Copy every entry exactly as given, minus the images.

━━━━━━━━

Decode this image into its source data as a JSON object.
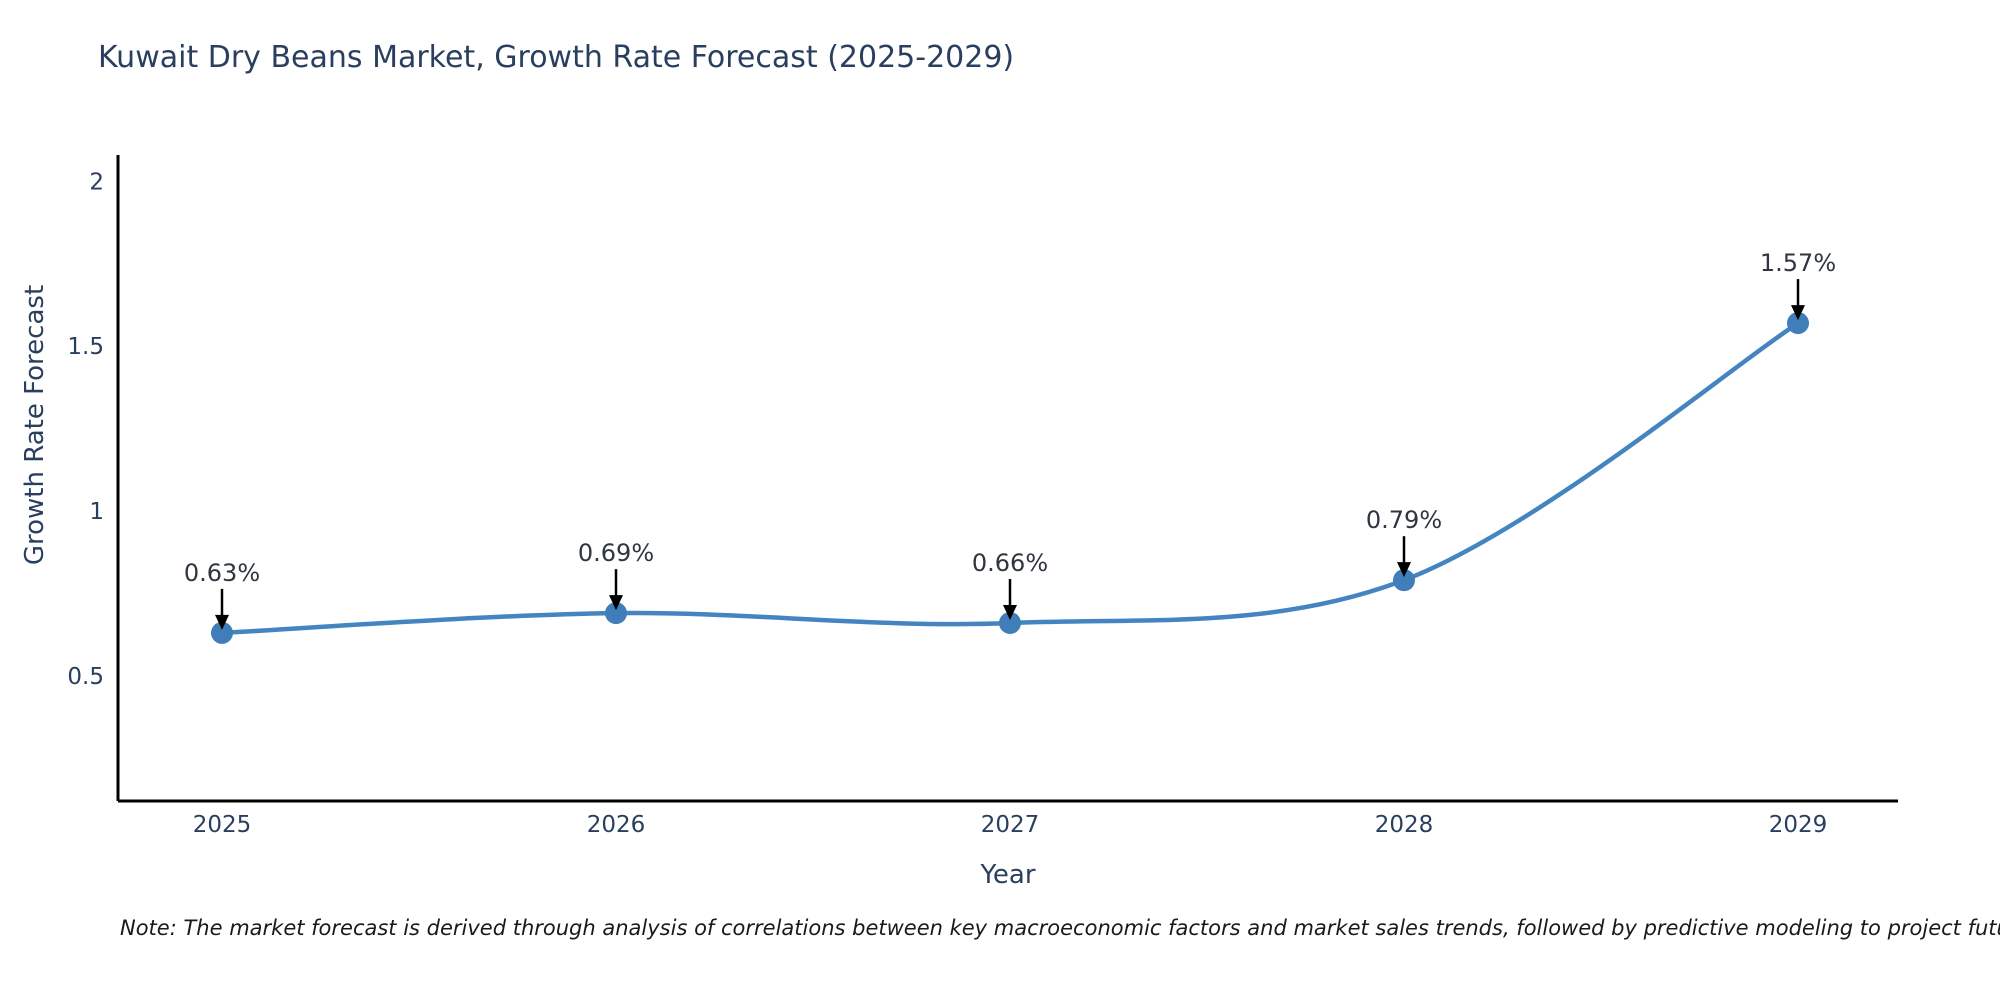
{
  "title": "Kuwait Dry Beans Market, Growth Rate Forecast (2025-2029)",
  "note": "Note: The market forecast is derived through analysis of correlations between key macroeconomic factors and market sales trends, followed by predictive modeling to project future sales",
  "chart_data": {
    "type": "line",
    "line_shape": "spline",
    "categories": [
      "2025",
      "2026",
      "2027",
      "2028",
      "2029"
    ],
    "series": [
      {
        "name": "Growth Rate Forecast",
        "values": [
          0.63,
          0.69,
          0.66,
          0.79,
          1.57
        ]
      }
    ],
    "point_labels": [
      "0.63%",
      "0.69%",
      "0.66%",
      "0.79%",
      "1.57%"
    ],
    "title": "Kuwait Dry Beans Market, Growth Rate Forecast (2025-2029)",
    "xlabel": "Year",
    "ylabel": "Growth Rate Forecast",
    "yticks": [
      0.5,
      1,
      1.5,
      2
    ],
    "ylim": [
      0.12,
      2.08
    ],
    "grid": false,
    "legend": "none",
    "colors": {
      "line": "#4484c0",
      "marker": "#3f7eb8",
      "arrow": "#000000",
      "axis": "#000000",
      "text": "#2a3f5f"
    }
  }
}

━━━━━━━━

- **THE COMPLETED TASK**
Decode this image into its source data as a JSON object.
{
  "title": "Kuwait Dry Beans Market, Growth Rate Forecast (2025-2029)",
  "note": "Note: The market forecast is derived through analysis of correlations between key macroeconomic factors and market sales trends, followed by predictive modeling to project future sales",
  "chart_data": {
    "type": "line",
    "line_shape": "spline",
    "categories": [
      "2025",
      "2026",
      "2027",
      "2028",
      "2029"
    ],
    "series": [
      {
        "name": "Growth Rate Forecast",
        "values": [
          0.63,
          0.69,
          0.66,
          0.79,
          1.57
        ]
      }
    ],
    "point_labels": [
      "0.63%",
      "0.69%",
      "0.66%",
      "0.79%",
      "1.57%"
    ],
    "title": "Kuwait Dry Beans Market, Growth Rate Forecast (2025-2029)",
    "xlabel": "Year",
    "ylabel": "Growth Rate Forecast",
    "yticks": [
      0.5,
      1,
      1.5,
      2
    ],
    "ylim": [
      0.12,
      2.08
    ],
    "grid": false,
    "legend": "none",
    "colors": {
      "line": "#4484c0",
      "marker": "#3f7eb8",
      "arrow": "#000000",
      "axis": "#000000",
      "text": "#2a3f5f"
    }
  }
}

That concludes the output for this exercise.